⟨

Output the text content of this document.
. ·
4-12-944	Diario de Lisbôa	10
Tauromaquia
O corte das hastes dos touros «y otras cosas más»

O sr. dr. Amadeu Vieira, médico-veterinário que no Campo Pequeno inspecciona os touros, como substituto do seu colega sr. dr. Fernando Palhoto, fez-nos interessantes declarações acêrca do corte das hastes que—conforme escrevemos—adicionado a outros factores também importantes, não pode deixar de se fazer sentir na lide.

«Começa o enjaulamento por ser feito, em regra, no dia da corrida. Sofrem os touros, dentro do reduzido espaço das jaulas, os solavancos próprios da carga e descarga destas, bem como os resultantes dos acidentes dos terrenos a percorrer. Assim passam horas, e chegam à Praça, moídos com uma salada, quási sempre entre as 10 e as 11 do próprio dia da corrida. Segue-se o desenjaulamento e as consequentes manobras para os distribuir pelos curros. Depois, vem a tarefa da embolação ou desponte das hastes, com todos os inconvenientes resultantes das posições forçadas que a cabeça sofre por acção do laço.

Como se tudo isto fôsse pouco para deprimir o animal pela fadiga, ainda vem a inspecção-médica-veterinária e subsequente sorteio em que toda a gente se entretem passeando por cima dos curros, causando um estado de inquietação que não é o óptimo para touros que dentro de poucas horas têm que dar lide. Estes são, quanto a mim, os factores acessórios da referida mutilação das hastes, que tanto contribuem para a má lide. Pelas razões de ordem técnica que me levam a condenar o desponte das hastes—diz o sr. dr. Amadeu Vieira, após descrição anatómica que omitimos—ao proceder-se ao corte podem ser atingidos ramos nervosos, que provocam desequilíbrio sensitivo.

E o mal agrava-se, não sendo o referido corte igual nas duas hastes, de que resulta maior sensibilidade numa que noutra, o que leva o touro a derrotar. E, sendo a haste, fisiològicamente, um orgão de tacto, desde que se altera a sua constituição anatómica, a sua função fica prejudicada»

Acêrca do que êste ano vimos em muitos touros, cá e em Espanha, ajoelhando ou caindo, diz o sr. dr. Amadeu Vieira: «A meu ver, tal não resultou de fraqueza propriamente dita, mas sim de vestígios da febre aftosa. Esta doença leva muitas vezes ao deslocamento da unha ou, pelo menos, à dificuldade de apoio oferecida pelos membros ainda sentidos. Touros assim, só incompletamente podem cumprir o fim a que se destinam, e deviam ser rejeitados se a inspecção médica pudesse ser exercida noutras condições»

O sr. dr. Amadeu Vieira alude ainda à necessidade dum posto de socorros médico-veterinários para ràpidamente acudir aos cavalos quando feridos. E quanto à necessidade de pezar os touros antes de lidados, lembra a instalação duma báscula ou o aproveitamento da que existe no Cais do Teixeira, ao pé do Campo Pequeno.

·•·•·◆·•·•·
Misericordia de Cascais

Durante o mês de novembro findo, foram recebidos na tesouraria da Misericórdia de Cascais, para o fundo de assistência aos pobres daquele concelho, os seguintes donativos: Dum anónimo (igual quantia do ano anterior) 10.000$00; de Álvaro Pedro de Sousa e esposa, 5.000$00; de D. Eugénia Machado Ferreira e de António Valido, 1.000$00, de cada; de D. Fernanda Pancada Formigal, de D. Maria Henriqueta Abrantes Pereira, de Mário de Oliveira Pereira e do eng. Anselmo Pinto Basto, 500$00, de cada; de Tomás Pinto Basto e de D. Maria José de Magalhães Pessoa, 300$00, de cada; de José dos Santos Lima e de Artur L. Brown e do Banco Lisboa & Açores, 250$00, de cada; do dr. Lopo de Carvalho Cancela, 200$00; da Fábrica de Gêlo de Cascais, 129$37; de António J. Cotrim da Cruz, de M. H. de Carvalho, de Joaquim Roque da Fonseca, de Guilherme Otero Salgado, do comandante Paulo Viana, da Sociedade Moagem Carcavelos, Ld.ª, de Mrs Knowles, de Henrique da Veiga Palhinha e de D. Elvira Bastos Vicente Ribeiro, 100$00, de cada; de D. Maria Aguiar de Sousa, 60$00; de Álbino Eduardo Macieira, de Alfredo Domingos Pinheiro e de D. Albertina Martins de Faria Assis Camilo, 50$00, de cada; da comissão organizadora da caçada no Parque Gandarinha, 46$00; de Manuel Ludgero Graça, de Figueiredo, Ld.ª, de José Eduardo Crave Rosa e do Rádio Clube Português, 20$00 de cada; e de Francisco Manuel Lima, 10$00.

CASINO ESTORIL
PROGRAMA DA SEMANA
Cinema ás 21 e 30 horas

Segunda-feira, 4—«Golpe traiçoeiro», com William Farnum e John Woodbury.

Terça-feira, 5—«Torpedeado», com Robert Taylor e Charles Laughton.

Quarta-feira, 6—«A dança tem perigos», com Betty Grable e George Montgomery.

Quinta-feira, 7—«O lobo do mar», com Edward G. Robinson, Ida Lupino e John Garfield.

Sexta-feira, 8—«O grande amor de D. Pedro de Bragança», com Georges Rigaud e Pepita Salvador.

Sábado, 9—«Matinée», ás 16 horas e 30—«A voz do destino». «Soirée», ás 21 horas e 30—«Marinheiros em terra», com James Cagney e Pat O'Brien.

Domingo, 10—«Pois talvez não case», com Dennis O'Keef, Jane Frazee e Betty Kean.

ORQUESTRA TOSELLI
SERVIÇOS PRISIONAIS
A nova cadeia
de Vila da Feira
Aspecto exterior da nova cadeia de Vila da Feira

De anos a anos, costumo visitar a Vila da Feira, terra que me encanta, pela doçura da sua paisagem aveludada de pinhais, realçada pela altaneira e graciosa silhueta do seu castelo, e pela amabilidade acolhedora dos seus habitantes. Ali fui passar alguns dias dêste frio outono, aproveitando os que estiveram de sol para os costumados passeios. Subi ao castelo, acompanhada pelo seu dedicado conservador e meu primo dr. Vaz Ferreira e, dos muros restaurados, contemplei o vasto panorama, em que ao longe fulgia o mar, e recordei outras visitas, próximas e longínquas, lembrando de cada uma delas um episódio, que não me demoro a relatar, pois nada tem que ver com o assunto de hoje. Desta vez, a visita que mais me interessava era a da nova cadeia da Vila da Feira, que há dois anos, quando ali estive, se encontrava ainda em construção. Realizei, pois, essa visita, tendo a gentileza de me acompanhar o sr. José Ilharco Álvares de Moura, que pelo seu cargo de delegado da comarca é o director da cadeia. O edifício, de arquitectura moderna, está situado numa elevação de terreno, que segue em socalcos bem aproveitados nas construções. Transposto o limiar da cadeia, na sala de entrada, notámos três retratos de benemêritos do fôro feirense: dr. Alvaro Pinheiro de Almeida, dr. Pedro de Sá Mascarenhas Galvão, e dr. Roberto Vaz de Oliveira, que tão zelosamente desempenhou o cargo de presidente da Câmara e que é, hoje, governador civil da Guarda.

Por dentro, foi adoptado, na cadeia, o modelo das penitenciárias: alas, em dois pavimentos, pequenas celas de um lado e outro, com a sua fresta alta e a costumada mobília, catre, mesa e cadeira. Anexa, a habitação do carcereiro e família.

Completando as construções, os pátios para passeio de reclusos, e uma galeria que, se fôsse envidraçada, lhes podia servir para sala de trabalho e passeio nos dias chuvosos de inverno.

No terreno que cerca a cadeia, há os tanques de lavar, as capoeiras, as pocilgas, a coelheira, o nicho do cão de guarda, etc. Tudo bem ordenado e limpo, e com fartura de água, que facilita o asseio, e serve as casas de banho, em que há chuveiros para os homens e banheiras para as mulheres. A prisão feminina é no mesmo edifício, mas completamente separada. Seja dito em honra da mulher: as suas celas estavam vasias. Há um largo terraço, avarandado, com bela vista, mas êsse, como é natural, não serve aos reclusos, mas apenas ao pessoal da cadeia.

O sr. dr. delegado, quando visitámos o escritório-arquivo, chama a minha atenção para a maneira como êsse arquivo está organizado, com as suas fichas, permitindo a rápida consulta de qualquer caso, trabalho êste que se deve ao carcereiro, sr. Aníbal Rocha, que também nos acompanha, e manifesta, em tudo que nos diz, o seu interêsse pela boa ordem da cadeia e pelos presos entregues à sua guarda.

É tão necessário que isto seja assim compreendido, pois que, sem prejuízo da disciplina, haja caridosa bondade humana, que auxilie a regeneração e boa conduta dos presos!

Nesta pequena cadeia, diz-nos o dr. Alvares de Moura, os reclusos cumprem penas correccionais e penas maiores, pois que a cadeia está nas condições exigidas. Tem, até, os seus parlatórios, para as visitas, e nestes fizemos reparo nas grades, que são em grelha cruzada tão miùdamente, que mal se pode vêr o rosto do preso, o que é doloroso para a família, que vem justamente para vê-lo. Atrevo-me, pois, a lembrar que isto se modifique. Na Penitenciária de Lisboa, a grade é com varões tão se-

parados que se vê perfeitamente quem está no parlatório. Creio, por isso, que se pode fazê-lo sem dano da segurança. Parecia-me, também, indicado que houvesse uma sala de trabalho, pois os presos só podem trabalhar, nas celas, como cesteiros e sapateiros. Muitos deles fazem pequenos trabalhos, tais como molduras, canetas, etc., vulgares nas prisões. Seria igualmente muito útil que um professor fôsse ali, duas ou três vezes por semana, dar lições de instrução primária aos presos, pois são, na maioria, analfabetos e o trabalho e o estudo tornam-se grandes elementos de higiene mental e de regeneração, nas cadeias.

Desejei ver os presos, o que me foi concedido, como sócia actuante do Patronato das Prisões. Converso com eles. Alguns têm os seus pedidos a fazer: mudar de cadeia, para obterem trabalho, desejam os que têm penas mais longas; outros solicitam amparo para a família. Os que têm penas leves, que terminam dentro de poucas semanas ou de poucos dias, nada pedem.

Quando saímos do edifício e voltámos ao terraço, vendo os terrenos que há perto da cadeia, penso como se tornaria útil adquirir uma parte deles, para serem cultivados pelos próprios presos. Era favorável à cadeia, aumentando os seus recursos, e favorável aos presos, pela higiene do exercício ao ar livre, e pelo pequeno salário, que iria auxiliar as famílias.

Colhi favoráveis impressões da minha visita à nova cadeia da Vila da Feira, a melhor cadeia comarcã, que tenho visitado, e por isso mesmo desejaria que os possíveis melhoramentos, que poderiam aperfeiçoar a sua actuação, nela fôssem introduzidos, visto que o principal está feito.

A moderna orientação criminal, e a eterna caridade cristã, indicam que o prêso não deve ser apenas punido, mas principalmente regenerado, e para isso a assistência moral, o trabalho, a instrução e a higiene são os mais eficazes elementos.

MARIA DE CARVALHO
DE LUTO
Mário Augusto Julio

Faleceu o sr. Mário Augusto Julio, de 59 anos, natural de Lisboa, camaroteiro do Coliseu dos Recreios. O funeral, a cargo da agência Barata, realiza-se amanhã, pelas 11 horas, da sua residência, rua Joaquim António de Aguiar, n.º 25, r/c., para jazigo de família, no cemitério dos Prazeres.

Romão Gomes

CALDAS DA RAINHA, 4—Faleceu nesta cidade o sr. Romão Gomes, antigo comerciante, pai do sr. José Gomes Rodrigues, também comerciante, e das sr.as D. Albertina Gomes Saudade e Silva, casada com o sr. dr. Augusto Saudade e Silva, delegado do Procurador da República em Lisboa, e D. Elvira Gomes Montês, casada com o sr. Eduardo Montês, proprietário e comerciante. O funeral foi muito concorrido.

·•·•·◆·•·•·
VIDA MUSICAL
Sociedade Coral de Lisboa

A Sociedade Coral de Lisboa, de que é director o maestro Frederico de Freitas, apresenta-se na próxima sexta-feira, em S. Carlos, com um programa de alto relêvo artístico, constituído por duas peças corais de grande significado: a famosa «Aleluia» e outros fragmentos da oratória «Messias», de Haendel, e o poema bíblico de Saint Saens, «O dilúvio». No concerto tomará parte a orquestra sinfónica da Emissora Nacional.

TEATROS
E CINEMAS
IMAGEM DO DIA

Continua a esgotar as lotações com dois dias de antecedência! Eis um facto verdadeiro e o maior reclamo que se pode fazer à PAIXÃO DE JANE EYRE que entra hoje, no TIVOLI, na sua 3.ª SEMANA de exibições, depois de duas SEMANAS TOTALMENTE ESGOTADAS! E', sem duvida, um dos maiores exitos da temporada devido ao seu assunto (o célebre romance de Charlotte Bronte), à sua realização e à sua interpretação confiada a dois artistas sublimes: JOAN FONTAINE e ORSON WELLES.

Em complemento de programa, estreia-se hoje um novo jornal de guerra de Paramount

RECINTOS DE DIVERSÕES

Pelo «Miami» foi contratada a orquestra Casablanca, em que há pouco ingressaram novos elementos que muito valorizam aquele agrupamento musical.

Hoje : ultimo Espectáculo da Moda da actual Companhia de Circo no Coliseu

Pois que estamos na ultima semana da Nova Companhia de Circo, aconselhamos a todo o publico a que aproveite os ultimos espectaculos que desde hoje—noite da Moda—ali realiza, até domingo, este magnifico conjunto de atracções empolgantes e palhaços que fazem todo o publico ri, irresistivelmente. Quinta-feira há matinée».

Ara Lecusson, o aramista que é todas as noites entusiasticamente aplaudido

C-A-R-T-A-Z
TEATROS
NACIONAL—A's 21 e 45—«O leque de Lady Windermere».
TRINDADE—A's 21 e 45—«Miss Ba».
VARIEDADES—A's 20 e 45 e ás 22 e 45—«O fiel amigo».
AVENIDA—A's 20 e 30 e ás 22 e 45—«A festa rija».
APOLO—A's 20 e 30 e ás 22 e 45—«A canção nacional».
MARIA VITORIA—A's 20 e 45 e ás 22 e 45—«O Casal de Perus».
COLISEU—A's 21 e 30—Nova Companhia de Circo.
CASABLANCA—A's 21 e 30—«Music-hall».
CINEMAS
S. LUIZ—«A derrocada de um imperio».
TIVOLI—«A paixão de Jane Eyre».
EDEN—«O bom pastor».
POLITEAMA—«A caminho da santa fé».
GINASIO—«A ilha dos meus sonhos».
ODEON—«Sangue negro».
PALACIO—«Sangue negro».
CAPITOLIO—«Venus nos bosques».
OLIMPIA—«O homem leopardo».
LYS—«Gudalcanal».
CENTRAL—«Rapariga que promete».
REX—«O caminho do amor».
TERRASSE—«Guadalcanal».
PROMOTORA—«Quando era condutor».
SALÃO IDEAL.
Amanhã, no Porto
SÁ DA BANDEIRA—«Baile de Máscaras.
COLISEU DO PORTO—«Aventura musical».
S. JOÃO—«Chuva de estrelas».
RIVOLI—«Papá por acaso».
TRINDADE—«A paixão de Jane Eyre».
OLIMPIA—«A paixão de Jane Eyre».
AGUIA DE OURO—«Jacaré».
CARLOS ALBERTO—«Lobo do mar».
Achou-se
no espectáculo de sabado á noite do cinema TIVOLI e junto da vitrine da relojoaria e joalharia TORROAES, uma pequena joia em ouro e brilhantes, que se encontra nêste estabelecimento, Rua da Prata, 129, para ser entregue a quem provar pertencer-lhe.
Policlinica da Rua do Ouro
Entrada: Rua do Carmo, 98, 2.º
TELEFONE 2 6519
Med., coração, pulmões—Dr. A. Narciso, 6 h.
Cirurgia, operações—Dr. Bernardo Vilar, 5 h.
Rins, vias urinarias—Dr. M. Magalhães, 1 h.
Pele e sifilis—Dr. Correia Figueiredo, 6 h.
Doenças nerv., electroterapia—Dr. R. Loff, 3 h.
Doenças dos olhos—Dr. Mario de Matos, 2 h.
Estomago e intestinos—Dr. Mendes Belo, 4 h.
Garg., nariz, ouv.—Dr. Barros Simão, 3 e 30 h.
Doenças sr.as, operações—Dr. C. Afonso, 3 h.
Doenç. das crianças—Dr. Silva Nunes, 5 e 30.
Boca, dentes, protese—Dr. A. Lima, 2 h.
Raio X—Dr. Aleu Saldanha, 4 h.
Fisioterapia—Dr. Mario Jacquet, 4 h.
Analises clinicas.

⟩
⟨

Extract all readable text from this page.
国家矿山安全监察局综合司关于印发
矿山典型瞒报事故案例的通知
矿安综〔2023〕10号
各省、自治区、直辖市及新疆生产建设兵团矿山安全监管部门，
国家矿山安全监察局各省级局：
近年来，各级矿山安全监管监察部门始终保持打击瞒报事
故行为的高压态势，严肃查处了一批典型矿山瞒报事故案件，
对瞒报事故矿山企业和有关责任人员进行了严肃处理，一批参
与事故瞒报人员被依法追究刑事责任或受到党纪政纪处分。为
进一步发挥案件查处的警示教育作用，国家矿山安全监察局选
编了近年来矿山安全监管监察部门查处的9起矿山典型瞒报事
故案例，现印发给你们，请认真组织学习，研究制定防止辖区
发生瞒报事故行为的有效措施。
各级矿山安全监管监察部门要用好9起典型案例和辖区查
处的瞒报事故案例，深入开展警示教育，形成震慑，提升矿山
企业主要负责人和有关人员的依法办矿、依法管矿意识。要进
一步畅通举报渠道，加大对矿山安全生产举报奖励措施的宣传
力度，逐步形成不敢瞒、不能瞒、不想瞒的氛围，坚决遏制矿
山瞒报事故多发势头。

⟩
⟨

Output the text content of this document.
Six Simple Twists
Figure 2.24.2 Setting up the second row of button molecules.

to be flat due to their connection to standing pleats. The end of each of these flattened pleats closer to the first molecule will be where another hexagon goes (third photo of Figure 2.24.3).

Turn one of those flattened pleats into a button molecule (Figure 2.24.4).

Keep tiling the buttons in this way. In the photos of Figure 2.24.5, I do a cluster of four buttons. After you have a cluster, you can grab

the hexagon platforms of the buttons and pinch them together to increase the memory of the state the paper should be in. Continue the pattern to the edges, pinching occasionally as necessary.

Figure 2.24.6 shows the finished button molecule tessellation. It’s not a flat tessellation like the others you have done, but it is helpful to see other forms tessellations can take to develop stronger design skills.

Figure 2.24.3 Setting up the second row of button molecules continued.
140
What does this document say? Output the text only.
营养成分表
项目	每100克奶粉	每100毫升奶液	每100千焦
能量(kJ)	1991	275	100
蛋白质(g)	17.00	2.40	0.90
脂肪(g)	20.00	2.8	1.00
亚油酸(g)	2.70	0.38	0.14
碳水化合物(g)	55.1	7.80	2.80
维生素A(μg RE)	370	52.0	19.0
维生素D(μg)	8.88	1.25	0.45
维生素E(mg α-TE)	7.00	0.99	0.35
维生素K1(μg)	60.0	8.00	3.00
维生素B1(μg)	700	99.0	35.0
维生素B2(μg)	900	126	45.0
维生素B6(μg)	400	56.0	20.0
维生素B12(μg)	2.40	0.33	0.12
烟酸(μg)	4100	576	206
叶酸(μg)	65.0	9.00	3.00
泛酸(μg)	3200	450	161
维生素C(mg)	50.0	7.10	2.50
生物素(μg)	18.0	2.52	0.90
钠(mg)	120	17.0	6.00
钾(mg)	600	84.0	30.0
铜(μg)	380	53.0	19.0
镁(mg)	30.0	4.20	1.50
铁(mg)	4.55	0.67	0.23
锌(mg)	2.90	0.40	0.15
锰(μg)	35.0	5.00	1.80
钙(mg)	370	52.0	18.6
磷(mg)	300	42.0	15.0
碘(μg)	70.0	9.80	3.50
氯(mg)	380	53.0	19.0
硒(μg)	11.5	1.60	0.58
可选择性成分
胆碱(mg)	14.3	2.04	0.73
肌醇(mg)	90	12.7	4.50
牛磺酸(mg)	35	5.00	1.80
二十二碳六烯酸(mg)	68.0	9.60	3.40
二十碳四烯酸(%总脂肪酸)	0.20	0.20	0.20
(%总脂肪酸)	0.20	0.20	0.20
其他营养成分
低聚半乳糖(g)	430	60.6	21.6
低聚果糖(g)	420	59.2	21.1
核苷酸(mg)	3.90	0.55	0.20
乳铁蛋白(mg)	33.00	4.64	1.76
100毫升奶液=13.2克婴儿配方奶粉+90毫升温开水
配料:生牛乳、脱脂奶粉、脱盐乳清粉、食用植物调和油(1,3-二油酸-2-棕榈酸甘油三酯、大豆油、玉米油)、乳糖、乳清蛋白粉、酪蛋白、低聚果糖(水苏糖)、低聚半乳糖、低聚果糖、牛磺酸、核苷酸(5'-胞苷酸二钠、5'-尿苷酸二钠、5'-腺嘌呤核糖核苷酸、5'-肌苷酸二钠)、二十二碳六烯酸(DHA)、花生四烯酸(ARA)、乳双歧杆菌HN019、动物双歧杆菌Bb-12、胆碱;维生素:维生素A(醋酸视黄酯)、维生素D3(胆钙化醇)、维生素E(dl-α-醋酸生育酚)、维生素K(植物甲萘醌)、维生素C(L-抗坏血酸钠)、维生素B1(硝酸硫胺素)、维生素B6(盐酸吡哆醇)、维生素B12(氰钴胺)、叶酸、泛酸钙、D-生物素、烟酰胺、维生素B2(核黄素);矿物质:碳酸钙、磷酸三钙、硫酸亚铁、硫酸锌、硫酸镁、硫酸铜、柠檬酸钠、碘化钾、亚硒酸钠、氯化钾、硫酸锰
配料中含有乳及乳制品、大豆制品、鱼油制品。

⟩

• **Aim of the exercise**
Among the lines of the data, identify those with the word "OLIMPIA". Copy each of them.

• **Result**
OLIMPIA—«O homem leopardo».
OLIMPIA—«A paixão de Jane Eyre».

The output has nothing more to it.